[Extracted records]
┄┄┄┄┄┄

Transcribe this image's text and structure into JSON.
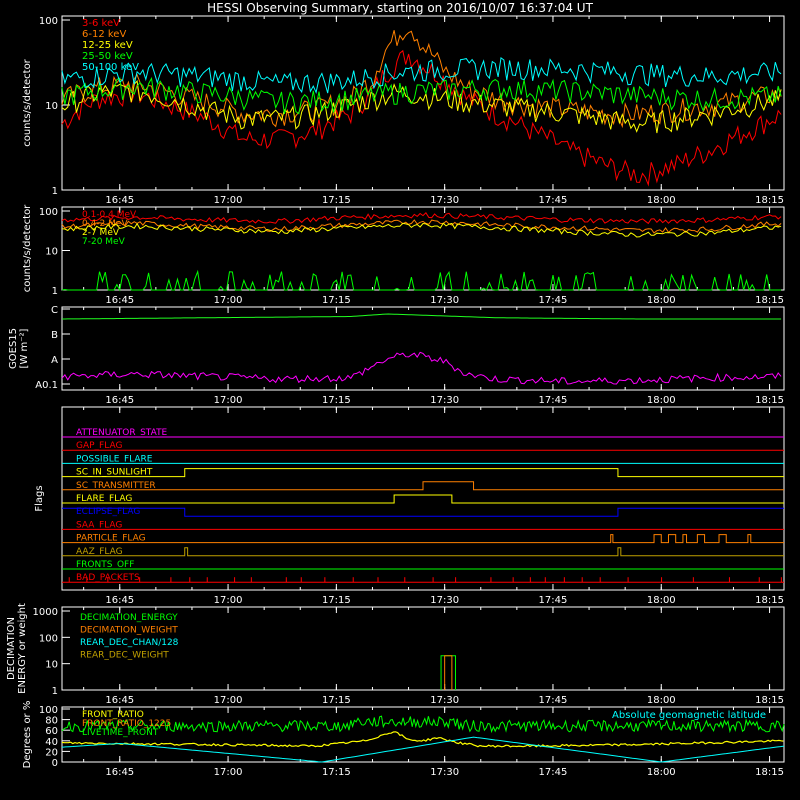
{
  "title": "HESSI Observing Summary, starting on 2016/10/07 16:37:04 UT",
  "time_ticks": [
    "16:45",
    "17:00",
    "17:15",
    "17:30",
    "17:45",
    "18:00",
    "18:15"
  ],
  "colors": {
    "red": "#ff0000",
    "orange": "#ff8000",
    "yellow": "#ffff00",
    "green": "#00ff00",
    "cyan": "#00ffff",
    "magenta": "#ff00ff",
    "blue": "#0000ff",
    "olive": "#c0a000",
    "lime": "#20ff20"
  },
  "chart_data": [
    {
      "type": "line",
      "ylabel": "counts/s/detector",
      "yscale": "log",
      "ylim": [
        1,
        100
      ],
      "y_ticks": [
        "1",
        "10",
        "100"
      ],
      "xlim_minutes": [
        0,
        100
      ],
      "series": [
        {
          "name": "3-6 keV",
          "color": "#ff0000",
          "x": [
            0,
            5,
            10,
            15,
            20,
            25,
            30,
            35,
            40,
            43,
            46,
            48,
            50,
            53,
            56,
            60,
            65,
            70,
            75,
            80,
            85,
            90,
            95,
            100
          ],
          "y": [
            6,
            12,
            14,
            10,
            7,
            4,
            4,
            5,
            8,
            14,
            30,
            40,
            30,
            20,
            12,
            8,
            5,
            3,
            2,
            1.5,
            2,
            3,
            5,
            8
          ]
        },
        {
          "name": "6-12 keV",
          "color": "#ff8000",
          "x": [
            0,
            5,
            10,
            15,
            20,
            25,
            30,
            35,
            40,
            43,
            46,
            48,
            50,
            53,
            56,
            60,
            65,
            70,
            75,
            80,
            85,
            90,
            95,
            100
          ],
          "y": [
            12,
            16,
            18,
            14,
            11,
            8,
            8,
            9,
            12,
            20,
            60,
            90,
            50,
            25,
            16,
            12,
            10,
            9,
            8,
            8,
            9,
            10,
            12,
            14
          ]
        },
        {
          "name": "12-25 keV",
          "color": "#ffff00",
          "x": [
            0,
            5,
            10,
            15,
            20,
            25,
            30,
            35,
            40,
            43,
            46,
            48,
            50,
            53,
            56,
            60,
            65,
            70,
            75,
            80,
            85,
            90,
            95,
            100
          ],
          "y": [
            10,
            14,
            15,
            12,
            9,
            7,
            7,
            8,
            10,
            12,
            14,
            14,
            13,
            12,
            11,
            10,
            9,
            8,
            7,
            6,
            7,
            8,
            10,
            12
          ]
        },
        {
          "name": "25-50 keV",
          "color": "#00ff00",
          "x": [
            0,
            10,
            20,
            30,
            40,
            45,
            50,
            60,
            70,
            80,
            90,
            100
          ],
          "y": [
            13,
            17,
            14,
            11,
            12,
            14,
            15,
            16,
            15,
            13,
            12,
            13
          ]
        },
        {
          "name": "50-100 keV",
          "color": "#00ffff",
          "x": [
            0,
            10,
            20,
            30,
            40,
            45,
            50,
            60,
            70,
            80,
            90,
            100
          ],
          "y": [
            20,
            25,
            22,
            18,
            20,
            24,
            26,
            28,
            27,
            24,
            22,
            25
          ]
        }
      ]
    },
    {
      "type": "line",
      "ylabel": "counts/s/detector",
      "yscale": "log",
      "ylim": [
        1,
        100
      ],
      "y_ticks": [
        "1",
        "10",
        "100"
      ],
      "xlim_minutes": [
        0,
        100
      ],
      "series": [
        {
          "name": "0.1-0.4 MeV",
          "color": "#ff0000",
          "x": [
            0,
            10,
            20,
            30,
            40,
            50,
            60,
            70,
            80,
            90,
            100
          ],
          "y": [
            60,
            70,
            60,
            55,
            70,
            80,
            70,
            60,
            55,
            60,
            75
          ]
        },
        {
          "name": "0.4-2 MeV",
          "color": "#ff8000",
          "x": [
            0,
            10,
            20,
            30,
            40,
            50,
            60,
            70,
            80,
            90,
            100
          ],
          "y": [
            40,
            50,
            40,
            35,
            45,
            55,
            45,
            38,
            32,
            35,
            50
          ]
        },
        {
          "name": "2-7 MeV",
          "color": "#ffff00",
          "x": [
            0,
            10,
            20,
            30,
            40,
            50,
            60,
            70,
            80,
            90,
            100
          ],
          "y": [
            35,
            42,
            35,
            30,
            38,
            45,
            38,
            30,
            25,
            28,
            40
          ]
        },
        {
          "name": "7-20 MeV",
          "color": "#00ff00",
          "x": [
            0,
            10,
            20,
            30,
            40,
            50,
            60,
            70,
            80,
            90,
            100
          ],
          "y": [
            1.5,
            2,
            1.5,
            1.2,
            1.3,
            1.2,
            1.3,
            1.2,
            1.2,
            1.3,
            1.5
          ]
        }
      ]
    },
    {
      "type": "line",
      "ylabel": "GOES15 [W m⁻²]",
      "y_ticks": [
        "A0.1",
        "A",
        "B",
        "C"
      ],
      "series": [
        {
          "color": "#20ff20",
          "x": [
            0,
            20,
            40,
            45,
            50,
            60,
            80,
            100
          ],
          "level": [
            2.6,
            2.65,
            2.7,
            2.8,
            2.75,
            2.65,
            2.6,
            2.6
          ]
        },
        {
          "color": "#ff00ff",
          "x": [
            0,
            10,
            20,
            30,
            40,
            45,
            48,
            50,
            53,
            56,
            60,
            70,
            80,
            90,
            100
          ],
          "level": [
            0.3,
            0.4,
            0.3,
            0.2,
            0.25,
            1.0,
            1.2,
            1.1,
            0.9,
            0.4,
            0.2,
            0.1,
            0.15,
            0.25,
            0.3
          ]
        }
      ]
    },
    {
      "type": "line",
      "ylabel": "Flags",
      "flags": [
        {
          "name": "ATTENUATOR_STATE",
          "color": "#ff00ff"
        },
        {
          "name": "GAP_FLAG",
          "color": "#ff0000"
        },
        {
          "name": "POSSIBLE_FLARE",
          "color": "#00ffff"
        },
        {
          "name": "SC_IN_SUNLIGHT",
          "color": "#ffff00"
        },
        {
          "name": "SC_TRANSMITTER",
          "color": "#ff8000"
        },
        {
          "name": "FLARE_FLAG",
          "color": "#ffff00"
        },
        {
          "name": "ECLIPSE_FLAG",
          "color": "#0000ff"
        },
        {
          "name": "SAA_FLAG",
          "color": "#ff0000"
        },
        {
          "name": "PARTICLE_FLAG",
          "color": "#ff8000"
        },
        {
          "name": "AAZ_FLAG",
          "color": "#c0a000"
        },
        {
          "name": "FRONTS_OFF",
          "color": "#00ff00"
        },
        {
          "name": "BAD_PACKETS",
          "color": "#ff0000"
        }
      ]
    },
    {
      "type": "line",
      "ylabel": "DECIMATION ENERGY or weight",
      "yscale": "log",
      "ylim": [
        1,
        1000
      ],
      "y_ticks": [
        "1",
        "10",
        "100",
        "1000"
      ],
      "series": [
        {
          "name": "DECIMATION_ENERGY",
          "color": "#00ff00"
        },
        {
          "name": "DECIMATION_WEIGHT",
          "color": "#ff8000"
        },
        {
          "name": "REAR_DEC_CHAN/128",
          "color": "#00ffff"
        },
        {
          "name": "REAR_DEC_WEIGHT",
          "color": "#c0a000"
        }
      ]
    },
    {
      "type": "line",
      "ylabel": "Degrees or %",
      "ylim": [
        0,
        100
      ],
      "y_ticks": [
        "0",
        "20",
        "40",
        "60",
        "80",
        "100"
      ],
      "series": [
        {
          "name": "FRONT_RATIO",
          "color": "#ffff00"
        },
        {
          "name": "FRONT_RATIO_1225",
          "color": "#ff8000"
        },
        {
          "name": "LIVETIME_FRONT",
          "color": "#00ff00"
        },
        {
          "name": "Absolute geomagnetic latitude",
          "color": "#00ffff"
        }
      ]
    }
  ]
}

┄┄┄┄┄┄

Brief
Review the material and copy each line in which the word "ylabel" appears.

Written solution
      "ylabel": "counts/s/detector",
      "ylabel": "counts/s/detector",
      "ylabel": "GOES15 [W m⁻²]",
      "ylabel": "Flags",
      "ylabel": "DECIMATION ENERGY or weight",
      "ylabel": "Degrees or %",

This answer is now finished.